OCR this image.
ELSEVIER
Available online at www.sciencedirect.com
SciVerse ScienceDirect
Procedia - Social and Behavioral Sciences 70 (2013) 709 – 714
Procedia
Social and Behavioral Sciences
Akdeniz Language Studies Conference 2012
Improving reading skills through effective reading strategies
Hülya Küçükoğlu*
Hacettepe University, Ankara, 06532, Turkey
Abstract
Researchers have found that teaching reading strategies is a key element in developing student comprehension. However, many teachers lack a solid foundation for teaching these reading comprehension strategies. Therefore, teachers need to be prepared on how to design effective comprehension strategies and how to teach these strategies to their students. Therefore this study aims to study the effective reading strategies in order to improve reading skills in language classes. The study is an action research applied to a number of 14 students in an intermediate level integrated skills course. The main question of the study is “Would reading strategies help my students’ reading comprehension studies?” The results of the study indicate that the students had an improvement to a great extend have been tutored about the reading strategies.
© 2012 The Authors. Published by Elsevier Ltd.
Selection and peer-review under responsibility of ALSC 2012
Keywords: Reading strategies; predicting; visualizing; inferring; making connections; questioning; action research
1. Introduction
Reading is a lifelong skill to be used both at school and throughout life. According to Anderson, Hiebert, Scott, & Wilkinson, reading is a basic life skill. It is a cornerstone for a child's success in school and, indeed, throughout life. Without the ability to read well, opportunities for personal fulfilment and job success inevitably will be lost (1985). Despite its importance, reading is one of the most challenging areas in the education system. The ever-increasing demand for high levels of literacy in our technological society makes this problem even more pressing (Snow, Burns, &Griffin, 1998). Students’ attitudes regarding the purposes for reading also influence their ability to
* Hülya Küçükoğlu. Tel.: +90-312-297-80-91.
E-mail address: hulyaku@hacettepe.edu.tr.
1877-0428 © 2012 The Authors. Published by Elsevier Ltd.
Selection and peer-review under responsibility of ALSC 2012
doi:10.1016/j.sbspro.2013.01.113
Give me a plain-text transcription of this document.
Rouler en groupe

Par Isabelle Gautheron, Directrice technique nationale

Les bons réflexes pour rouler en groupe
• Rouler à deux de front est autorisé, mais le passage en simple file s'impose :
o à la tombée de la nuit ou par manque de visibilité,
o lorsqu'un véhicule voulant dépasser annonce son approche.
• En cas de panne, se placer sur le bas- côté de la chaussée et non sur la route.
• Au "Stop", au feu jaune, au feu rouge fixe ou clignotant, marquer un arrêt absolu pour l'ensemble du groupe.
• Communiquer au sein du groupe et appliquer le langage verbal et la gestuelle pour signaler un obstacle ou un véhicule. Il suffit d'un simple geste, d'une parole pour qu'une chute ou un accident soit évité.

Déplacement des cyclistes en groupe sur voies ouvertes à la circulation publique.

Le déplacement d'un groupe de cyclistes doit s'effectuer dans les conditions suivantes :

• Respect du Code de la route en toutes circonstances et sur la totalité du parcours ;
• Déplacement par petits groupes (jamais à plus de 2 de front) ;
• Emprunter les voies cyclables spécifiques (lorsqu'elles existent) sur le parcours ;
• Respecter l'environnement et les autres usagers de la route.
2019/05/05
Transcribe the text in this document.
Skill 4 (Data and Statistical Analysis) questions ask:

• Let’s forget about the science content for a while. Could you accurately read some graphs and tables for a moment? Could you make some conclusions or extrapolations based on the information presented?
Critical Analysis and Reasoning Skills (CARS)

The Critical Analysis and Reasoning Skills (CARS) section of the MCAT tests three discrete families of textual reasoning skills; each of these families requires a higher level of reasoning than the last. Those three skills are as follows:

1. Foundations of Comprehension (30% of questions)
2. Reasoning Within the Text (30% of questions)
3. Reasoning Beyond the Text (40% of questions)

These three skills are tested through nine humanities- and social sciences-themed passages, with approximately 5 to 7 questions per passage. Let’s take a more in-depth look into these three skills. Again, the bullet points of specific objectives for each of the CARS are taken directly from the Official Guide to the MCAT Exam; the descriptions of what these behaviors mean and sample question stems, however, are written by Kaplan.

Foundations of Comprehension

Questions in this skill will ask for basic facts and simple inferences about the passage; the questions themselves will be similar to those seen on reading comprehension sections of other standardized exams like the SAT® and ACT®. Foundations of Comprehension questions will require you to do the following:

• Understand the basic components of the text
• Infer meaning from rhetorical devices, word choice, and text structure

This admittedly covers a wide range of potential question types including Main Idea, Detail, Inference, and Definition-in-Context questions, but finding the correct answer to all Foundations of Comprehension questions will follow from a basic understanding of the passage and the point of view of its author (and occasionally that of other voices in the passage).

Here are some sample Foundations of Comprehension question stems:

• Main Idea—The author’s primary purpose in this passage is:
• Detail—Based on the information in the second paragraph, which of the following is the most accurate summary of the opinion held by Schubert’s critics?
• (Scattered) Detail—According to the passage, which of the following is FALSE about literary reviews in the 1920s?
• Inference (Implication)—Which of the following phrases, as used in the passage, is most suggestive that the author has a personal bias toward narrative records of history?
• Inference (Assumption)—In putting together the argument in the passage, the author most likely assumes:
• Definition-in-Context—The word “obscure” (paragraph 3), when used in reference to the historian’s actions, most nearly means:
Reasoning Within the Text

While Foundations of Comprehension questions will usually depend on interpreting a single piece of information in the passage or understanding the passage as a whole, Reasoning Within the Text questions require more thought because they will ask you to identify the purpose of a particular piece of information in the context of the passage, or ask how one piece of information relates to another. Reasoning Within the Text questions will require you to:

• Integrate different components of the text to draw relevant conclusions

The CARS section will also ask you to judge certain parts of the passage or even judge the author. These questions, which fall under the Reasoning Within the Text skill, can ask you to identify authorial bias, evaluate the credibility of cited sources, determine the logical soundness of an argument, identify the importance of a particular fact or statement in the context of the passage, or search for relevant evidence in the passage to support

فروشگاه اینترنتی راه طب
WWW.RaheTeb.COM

===============

■ WHAT YOU WILL DO ■
Output the full listing without altering anything.

■ WRITTEN RESPONSE ■
OCR this image.
ELSEVIER
Available online at www.sciencedirect.com
SciVerse ScienceDirect
Procedia - Social and Behavioral Sciences 70 (2013) 709 – 714
Procedia
Social and Behavioral Sciences
Akdeniz Language Studies Conference 2012
Improving reading skills through effective reading strategies
Hülya Küçükoğlu*
Hacettepe University, Ankara, 06532, Turkey
Abstract
Researchers have found that teaching reading strategies is a key element in developing student comprehension. However, many teachers lack a solid foundation for teaching these reading comprehension strategies. Therefore, teachers need to be prepared on how to design effective comprehension strategies and how to teach these strategies to their students. Therefore this study aims to study the effective reading strategies in order to improve reading skills in language classes. The study is an action research applied to a number of 14 students in an intermediate level integrated skills course. The main question of the study is “Would reading strategies help my students’ reading comprehension studies?” The results of the study indicate that the students had an improvement to a great extend have been tutored about the reading strategies.
© 2012 The Authors. Published by Elsevier Ltd.
Selection and peer-review under responsibility of ALSC 2012
Keywords: Reading strategies; predicting; visualizing; inferring; making connections; questioning; action research
1. Introduction
Reading is a lifelong skill to be used both at school and throughout life. According to Anderson, Hiebert, Scott, & Wilkinson, reading is a basic life skill. It is a cornerstone for a child's success in school and, indeed, throughout life. Without the ability to read well, opportunities for personal fulfilment and job success inevitably will be lost (1985). Despite its importance, reading is one of the most challenging areas in the education system. The ever-increasing demand for high levels of literacy in our technological society makes this problem even more pressing (Snow, Burns, &Griffin, 1998). Students’ attitudes regarding the purposes for reading also influence their ability to
* Hülya Küçükoğlu. Tel.: +90-312-297-80-91.
E-mail address: hulyaku@hacettepe.edu.tr.
1877-0428 © 2012 The Authors. Published by Elsevier Ltd.
Selection and peer-review under responsibility of ALSC 2012
doi:10.1016/j.sbspro.2013.01.113
Give me a plain-text transcription of this document.
Rouler en groupe

Par Isabelle Gautheron, Directrice technique nationale

Les bons réflexes pour rouler en groupe
• Rouler à deux de front est autorisé, mais le passage en simple file s'impose :
o à la tombée de la nuit ou par manque de visibilité,
o lorsqu'un véhicule voulant dépasser annonce son approche.
• En cas de panne, se placer sur le bas- côté de la chaussée et non sur la route.
• Au "Stop", au feu jaune, au feu rouge fixe ou clignotant, marquer un arrêt absolu pour l'ensemble du groupe.
• Communiquer au sein du groupe et appliquer le langage verbal et la gestuelle pour signaler un obstacle ou un véhicule. Il suffit d'un simple geste, d'une parole pour qu'une chute ou un accident soit évité.

Déplacement des cyclistes en groupe sur voies ouvertes à la circulation publique.

Le déplacement d'un groupe de cyclistes doit s'effectuer dans les conditions suivantes :

• Respect du Code de la route en toutes circonstances et sur la totalité du parcours ;
• Déplacement par petits groupes (jamais à plus de 2 de front) ;
• Emprunter les voies cyclables spécifiques (lorsqu'elles existent) sur le parcours ;
• Respecter l'environnement et les autres usagers de la route.
2019/05/05
Transcribe the text in this document.
Skill 4 (Data and Statistical Analysis) questions ask:

• Let’s forget about the science content for a while. Could you accurately read some graphs and tables for a moment? Could you make some conclusions or extrapolations based on the information presented?
Critical Analysis and Reasoning Skills (CARS)

The Critical Analysis and Reasoning Skills (CARS) section of the MCAT tests three discrete families of textual reasoning skills; each of these families requires a higher level of reasoning than the last. Those three skills are as follows:

1. Foundations of Comprehension (30% of questions)
2. Reasoning Within the Text (30% of questions)
3. Reasoning Beyond the Text (40% of questions)

These three skills are tested through nine humanities- and social sciences-themed passages, with approximately 5 to 7 questions per passage. Let’s take a more in-depth look into these three skills. Again, the bullet points of specific objectives for each of the CARS are taken directly from the Official Guide to the MCAT Exam; the descriptions of what these behaviors mean and sample question stems, however, are written by Kaplan.

Foundations of Comprehension

Questions in this skill will ask for basic facts and simple inferences about the passage; the questions themselves will be similar to those seen on reading comprehension sections of other standardized exams like the SAT® and ACT®. Foundations of Comprehension questions will require you to do the following:

• Understand the basic components of the text
• Infer meaning from rhetorical devices, word choice, and text structure

This admittedly covers a wide range of potential question types including Main Idea, Detail, Inference, and Definition-in-Context questions, but finding the correct answer to all Foundations of Comprehension questions will follow from a basic understanding of the passage and the point of view of its author (and occasionally that of other voices in the passage).

Here are some sample Foundations of Comprehension question stems:

• Main Idea—The author’s primary purpose in this passage is:
• Detail—Based on the information in the second paragraph, which of the following is the most accurate summary of the opinion held by Schubert’s critics?
• (Scattered) Detail—According to the passage, which of the following is FALSE about literary reviews in the 1920s?
• Inference (Implication)—Which of the following phrases, as used in the passage, is most suggestive that the author has a personal bias toward narrative records of history?
• Inference (Assumption)—In putting together the argument in the passage, the author most likely assumes:
• Definition-in-Context—The word “obscure” (paragraph 3), when used in reference to the historian’s actions, most nearly means:
Reasoning Within the Text

While Foundations of Comprehension questions will usually depend on interpreting a single piece of information in the passage or understanding the passage as a whole, Reasoning Within the Text questions require more thought because they will ask you to identify the purpose of a particular piece of information in the context of the passage, or ask how one piece of information relates to another. Reasoning Within the Text questions will require you to:

• Integrate different components of the text to draw relevant conclusions

The CARS section will also ask you to judge certain parts of the passage or even judge the author. These questions, which fall under the Reasoning Within the Text skill, can ask you to identify authorial bias, evaluate the credibility of cited sources, determine the logical soundness of an argument, identify the importance of a particular fact or statement in the context of the passage, or search for relevant evidence in the passage to support

فروشگاه اینترنتی راه طب
WWW.RaheTeb.COM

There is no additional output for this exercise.